REQUIRED WORK:
(A) Reproduce word for word everything in the cache discussion below, from "The short answer" down to "section of memory.".
(B) According to the cache discussion below, what is the name of the preloading optimization that is already done?

TEXT BLOCK:
╭──

The short answer is no, because the machine language doesn't allow general manipulation of the cache. So the cache is pretty strictly controlled by the hardware. In general the hardware works very well for a wide variety of different workloads. It can often work better than a compiler can, because it works at runtime, and is thus flexible to changes in workloads. The preloading optimization you mentioned is sort of done already: it's called prefetching. The idea is a cache will automatically cache memory near where you just accessed, because for a lot of memory intensive operations you are linearly scanning a specific section of memory.

SSE allows you to do non-temporal loads & stores, within certain constraints.

"A case for the non-temporal store" https://blogs.fau.de/hager/archives/2103

Languages, no, but the madvise syscall has flags for that kind of pattern.

This 2 random cache scheme reminds me a lot of the 2 random load balancing scheme laid out in "The Power of Two Choices in Randomized Load Balancing" https://www.eecs.harvard.edu/~michaelm/postscripts/mythesis.... Which shows an exponential improvement in choosing the less loaded of two randomly chosen servers over just random.

╰──

DATA SECTION:
╭──

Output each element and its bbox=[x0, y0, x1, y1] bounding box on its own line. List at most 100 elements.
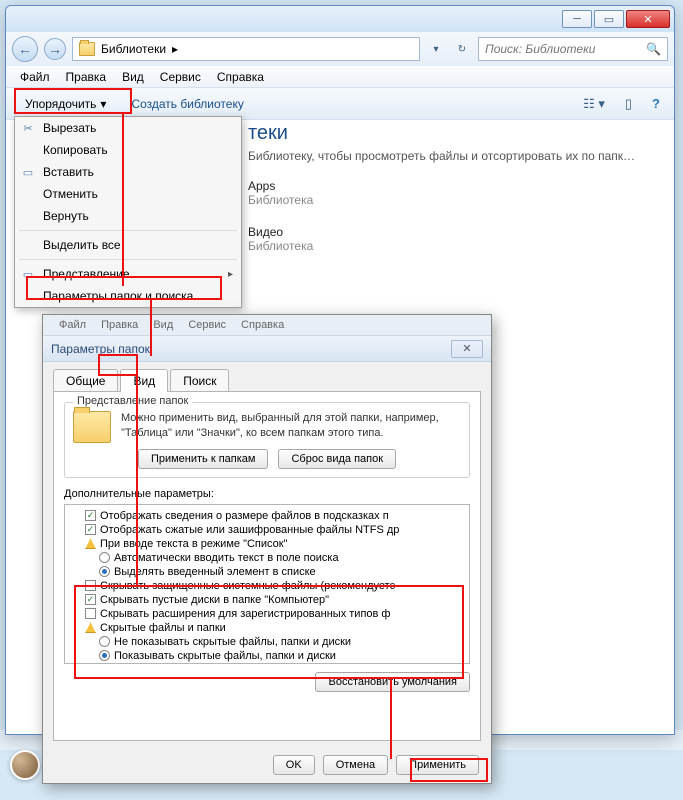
tree-row[interactable]: Показывать скрытые файлы, папки и диски bbox=[69, 649, 465, 663]
folder-icon bbox=[79, 42, 95, 56]
tree-row[interactable]: При вводе текста в режиме "Список" bbox=[69, 537, 465, 551]
dialog-close-button[interactable]: ✕ bbox=[451, 340, 483, 358]
radio-icon bbox=[99, 552, 110, 563]
tree-row[interactable]: Скрывать расширения для зарегистрированн… bbox=[69, 607, 465, 621]
tab-search[interactable]: Поиск bbox=[170, 369, 229, 392]
cut-icon: ✂ bbox=[21, 121, 35, 135]
content-area: теки Библиотеку, чтобы просмотреть файлы… bbox=[248, 122, 666, 271]
titlebar: ─ ▭ ✕ bbox=[6, 6, 674, 32]
folder-options-dialog: Файл Правка Вид Сервис Справка Параметры… bbox=[42, 314, 492, 784]
library-item[interactable]: Видео Библиотека bbox=[248, 225, 666, 253]
dialog-titlebar: Параметры папок ✕ bbox=[43, 336, 491, 362]
warning-icon bbox=[85, 622, 96, 633]
tree-row[interactable]: Отображать сжатые или зашифрованные файл… bbox=[69, 523, 465, 537]
avatar bbox=[10, 750, 40, 780]
maximize-button[interactable]: ▭ bbox=[594, 10, 624, 28]
library-type: Библиотека bbox=[248, 239, 666, 253]
ok-button[interactable]: OK bbox=[273, 755, 315, 775]
checkbox-icon bbox=[85, 510, 96, 521]
tabs: Общие Вид Поиск bbox=[43, 362, 491, 391]
warning-icon bbox=[85, 538, 96, 549]
library-item[interactable]: Apps Библиотека bbox=[248, 179, 666, 207]
menu-select-all[interactable]: Выделить все bbox=[15, 234, 241, 256]
tree-label: Автоматически вводить текст в поле поиск… bbox=[114, 552, 339, 564]
tree-row[interactable]: Скрывать защищенные системные файлы (рек… bbox=[69, 579, 465, 593]
create-library-link[interactable]: Создать библиотеку bbox=[131, 97, 243, 111]
address-text: Библиотеки bbox=[101, 42, 166, 56]
tree-row[interactable]: Скрытые файлы и папки bbox=[69, 621, 465, 635]
tree-label: Показывать скрытые файлы, папки и диски bbox=[114, 650, 336, 662]
view-options-button[interactable]: ☷ ▾ bbox=[577, 94, 611, 114]
layout-icon: ▭ bbox=[21, 267, 35, 281]
radio-icon bbox=[99, 636, 110, 647]
menu-copy[interactable]: Копировать bbox=[15, 139, 241, 161]
advanced-tree[interactable]: Отображать сведения о размере файлов в п… bbox=[64, 504, 470, 664]
tree-label: Отображать сведения о размере файлов в п… bbox=[100, 510, 389, 522]
tab-body: Представление папок Можно применить вид,… bbox=[53, 391, 481, 741]
paste-icon: ▭ bbox=[21, 165, 35, 179]
address-arrow: ▸ bbox=[172, 42, 178, 56]
tree-row[interactable]: Не показывать скрытые файлы, папки и дис… bbox=[69, 635, 465, 649]
menu-tools[interactable]: Сервис bbox=[152, 68, 209, 86]
apply-button[interactable]: Применить bbox=[396, 755, 479, 775]
tree-label: Скрывать расширения для зарегистрированн… bbox=[100, 608, 390, 620]
help-button[interactable]: ? bbox=[646, 94, 666, 113]
group-text: Можно применить вид, выбранный для этой … bbox=[121, 411, 461, 441]
chevron-right-icon: ▸ bbox=[228, 269, 233, 280]
address-dropdown[interactable]: ▾ bbox=[426, 38, 446, 60]
menubar: Файл Правка Вид Сервис Справка bbox=[6, 66, 674, 88]
tree-row[interactable]: Выделять введенный элемент в списке bbox=[69, 565, 465, 579]
search-icon: 🔍 bbox=[646, 42, 661, 56]
menu-redo[interactable]: Вернуть bbox=[15, 205, 241, 227]
refresh-button[interactable]: ↻ bbox=[452, 38, 472, 60]
nav-back-button[interactable]: ← bbox=[12, 36, 38, 62]
radio-icon bbox=[99, 650, 110, 661]
close-button[interactable]: ✕ bbox=[626, 10, 670, 28]
menu-layout[interactable]: ▭Представление▸ bbox=[15, 263, 241, 285]
tab-view[interactable]: Вид bbox=[120, 369, 168, 392]
tree-label: Скрытые файлы и папки bbox=[100, 622, 226, 634]
tree-row[interactable]: Автоматически вводить текст в поле поиск… bbox=[69, 551, 465, 565]
checkbox-icon bbox=[85, 580, 96, 591]
tree-label: Отображать сжатые или зашифрованные файл… bbox=[100, 524, 399, 536]
preview-pane-button[interactable]: ▯ bbox=[619, 94, 638, 114]
minimize-button[interactable]: ─ bbox=[562, 10, 592, 28]
search-box[interactable]: 🔍 bbox=[478, 37, 668, 61]
menu-folder-options[interactable]: Параметры папок и поиска bbox=[15, 285, 241, 307]
menu-view[interactable]: Вид bbox=[114, 68, 152, 86]
library-name: Apps bbox=[248, 179, 666, 193]
tree-row[interactable]: Скрывать пустые диски в папке "Компьютер… bbox=[69, 593, 465, 607]
menu-undo[interactable]: Отменить bbox=[15, 183, 241, 205]
tree-label: Скрывать защищенные системные файлы (рек… bbox=[100, 580, 395, 592]
tree-row[interactable]: Отображать сведения о размере файлов в п… bbox=[69, 509, 465, 523]
menu-edit[interactable]: Правка bbox=[58, 68, 115, 86]
menu-cut[interactable]: ✂Вырезать bbox=[15, 117, 241, 139]
organize-label: Упорядочить bbox=[25, 97, 96, 111]
checkbox-icon bbox=[85, 608, 96, 619]
chevron-down-icon: ▾ bbox=[100, 97, 106, 111]
reset-folders-button[interactable]: Сброс вида папок bbox=[278, 449, 396, 469]
dialog-title: Параметры папок bbox=[51, 342, 150, 356]
cancel-button[interactable]: Отмена bbox=[323, 755, 388, 775]
apply-to-folders-button[interactable]: Применить к папкам bbox=[138, 449, 269, 469]
menu-file[interactable]: Файл bbox=[12, 68, 58, 86]
organize-dropdown: ✂Вырезать Копировать ▭Вставить Отменить … bbox=[14, 116, 242, 308]
menu-paste[interactable]: ▭Вставить bbox=[15, 161, 241, 183]
library-type: Библиотека bbox=[248, 193, 666, 207]
search-input[interactable] bbox=[485, 42, 646, 56]
organize-button[interactable]: Упорядочить ▾ bbox=[14, 93, 117, 115]
library-name: Видео bbox=[248, 225, 666, 239]
fake-menubar: Файл Правка Вид Сервис Справка bbox=[43, 315, 491, 336]
tab-general[interactable]: Общие bbox=[53, 369, 118, 392]
navbar: ← → Библиотеки ▸ ▾ ↻ 🔍 bbox=[6, 32, 674, 66]
radio-icon bbox=[99, 566, 110, 577]
menu-help[interactable]: Справка bbox=[209, 68, 272, 86]
nav-forward-button[interactable]: → bbox=[44, 38, 66, 60]
page-subtitle: Библиотеку, чтобы просмотреть файлы и от… bbox=[248, 149, 666, 163]
address-bar[interactable]: Библиотеки ▸ bbox=[72, 37, 420, 61]
tree-label: Выделять введенный элемент в списке bbox=[114, 566, 316, 578]
group-title: Представление папок bbox=[73, 395, 192, 407]
checkbox-icon bbox=[85, 524, 96, 535]
restore-defaults-button[interactable]: Восстановить умолчания bbox=[315, 672, 470, 692]
folder-big-icon bbox=[73, 411, 111, 443]
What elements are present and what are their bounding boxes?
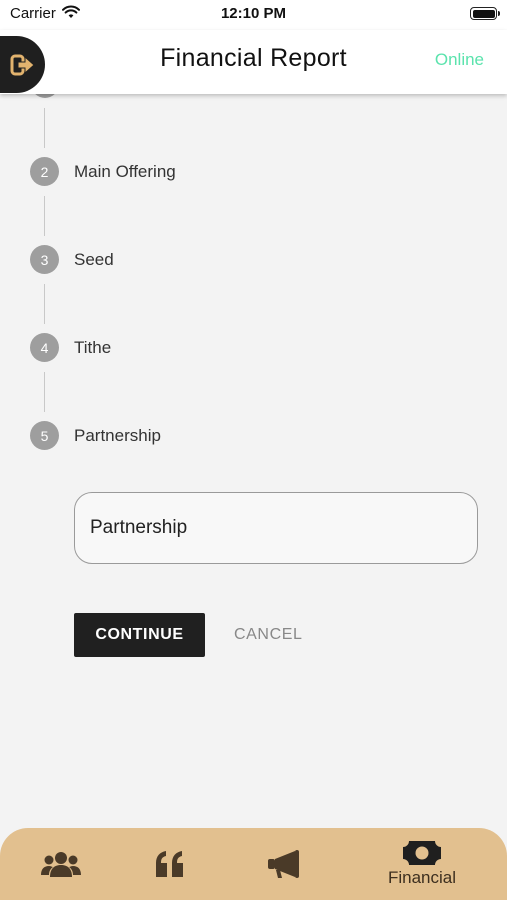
step-label: Seed xyxy=(74,249,114,269)
partnership-input[interactable]: Partnership xyxy=(74,492,478,564)
step-main-offering[interactable]: 2 Main Offering xyxy=(30,157,176,186)
page-title: Financial Report xyxy=(160,44,347,72)
nav-financial[interactable]: Financial xyxy=(376,828,468,900)
status-time: 12:10 PM xyxy=(220,5,287,22)
megaphone-icon xyxy=(268,850,299,878)
step-tithe[interactable]: 4 Tithe xyxy=(30,333,111,362)
step-partnership[interactable]: 5 Partnership xyxy=(30,421,161,450)
nav-financial-label: Financial xyxy=(387,868,457,887)
continue-button[interactable]: CONTINUE xyxy=(74,613,205,657)
app-header: Financial Report Online xyxy=(0,30,507,94)
nav-members[interactable] xyxy=(40,828,82,900)
step-number: 3 xyxy=(30,245,59,274)
quote-icon xyxy=(156,851,183,877)
connection-status: Online xyxy=(434,50,484,69)
users-icon xyxy=(41,852,81,877)
cancel-button[interactable]: CANCEL xyxy=(234,613,303,657)
nav-announcements[interactable] xyxy=(264,828,304,900)
step-connector xyxy=(44,372,45,412)
step-number: 2 xyxy=(30,157,59,186)
money-bill-icon xyxy=(403,841,441,865)
bottom-nav: Financial xyxy=(0,828,507,900)
step-label: Tithe xyxy=(74,337,112,357)
step-connector xyxy=(44,284,45,324)
step-seed[interactable]: 3 Seed xyxy=(30,245,114,274)
step-number: 5 xyxy=(30,421,59,450)
step-number: 4 xyxy=(30,333,59,362)
step-connector xyxy=(44,108,45,148)
step-label: Main Offering xyxy=(74,161,176,181)
step-label: Partnership xyxy=(74,425,161,445)
status-bar: Carrier 12:10 PM xyxy=(0,0,507,30)
step-connector xyxy=(44,196,45,236)
battery-icon xyxy=(470,7,500,20)
nav-quotes[interactable] xyxy=(152,828,188,900)
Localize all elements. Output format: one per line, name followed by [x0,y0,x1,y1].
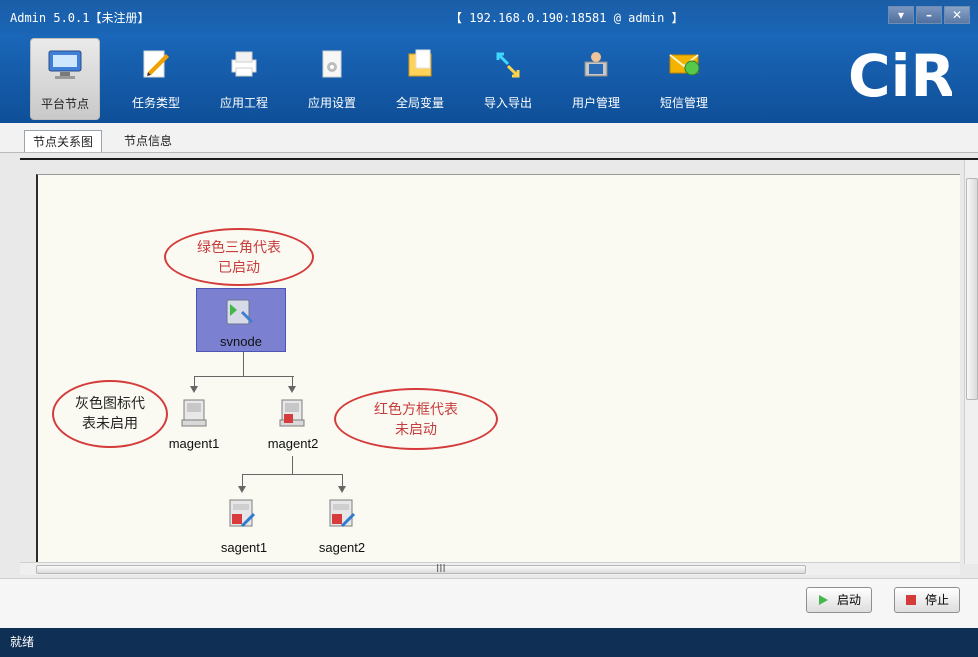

╰──

WORKED SOLUTIONS:
(A)
The short answer is no, because the machine language doesn't allow general manipulation of the cache. So the cache is pretty strictly controlled by the hardware. In general the hardware works very well for a wide variety of different workloads. It can often work better than a compiler can, because it works at runtime, and is thus flexible to changes in workloads. The preloading optimization you mentioned is sort of done already: it's called prefetching. The idea is a cache will automatically cache memory near where you just accessed, because for a lot of memory intensive operations you are linearly scanning a specific section of memory.

(B) Prefetching.